▶ _Written request_: Your job is to restate each entry word for word.

§

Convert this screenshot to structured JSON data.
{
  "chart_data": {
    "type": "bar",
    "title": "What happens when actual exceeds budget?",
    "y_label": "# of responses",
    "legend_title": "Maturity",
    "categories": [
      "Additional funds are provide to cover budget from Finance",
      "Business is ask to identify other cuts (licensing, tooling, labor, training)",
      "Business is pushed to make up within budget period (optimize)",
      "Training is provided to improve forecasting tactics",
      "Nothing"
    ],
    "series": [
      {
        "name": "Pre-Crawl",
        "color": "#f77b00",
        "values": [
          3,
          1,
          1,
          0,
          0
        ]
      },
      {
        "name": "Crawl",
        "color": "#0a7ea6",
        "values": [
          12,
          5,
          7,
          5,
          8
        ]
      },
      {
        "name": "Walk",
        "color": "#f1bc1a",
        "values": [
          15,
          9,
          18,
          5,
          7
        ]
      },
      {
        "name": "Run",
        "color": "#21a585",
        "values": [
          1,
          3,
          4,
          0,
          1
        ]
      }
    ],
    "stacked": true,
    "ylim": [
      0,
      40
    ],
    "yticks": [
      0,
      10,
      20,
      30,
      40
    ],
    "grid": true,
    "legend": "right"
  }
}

§

▶ _Written answer_:
Convert this screenshot to structured JSON data.
{
  "chart_data": {
    "type": "bar",
    "title": "What happens when actual exceeds budget?",
    "y_label": "# of responses",
    "legend_title": "Maturity",
    "categories": [
      "Additional funds are provide to cover budget from Finance",
      "Business is ask to identify other cuts (licensing, tooling, labor, training)",
      "Business is pushed to make up within budget period (optimize)",
      "Training is provided to improve forecasting tactics",
      "Nothing"
    ],
    "series": [
      {
        "name": "Pre-Crawl",
        "color": "#f77b00",
        "values": [
          3,
          1,
          1,
          0,
          0
        ]
      },
      {
        "name": "Crawl",
        "color": "#0a7ea6",
        "values": [
          12,
          5,
          7,
          5,
          8
        ]
      },
      {
        "name": "Walk",
        "color": "#f1bc1a",
        "values": [
          15,
          9,
          18,
          5,
          7
        ]
      },
      {
        "name": "Run",
        "color": "#21a585",
        "values": [
          1,
          3,
          4,
          0,
          1
        ]
      }
    ],
    "stacked": true,
    "ylim": [
      0,
      40
    ],
    "yticks": [
      0,
      10,
      20,
      30,
      40
    ],
    "grid": true,
    "legend": "right"
  }
}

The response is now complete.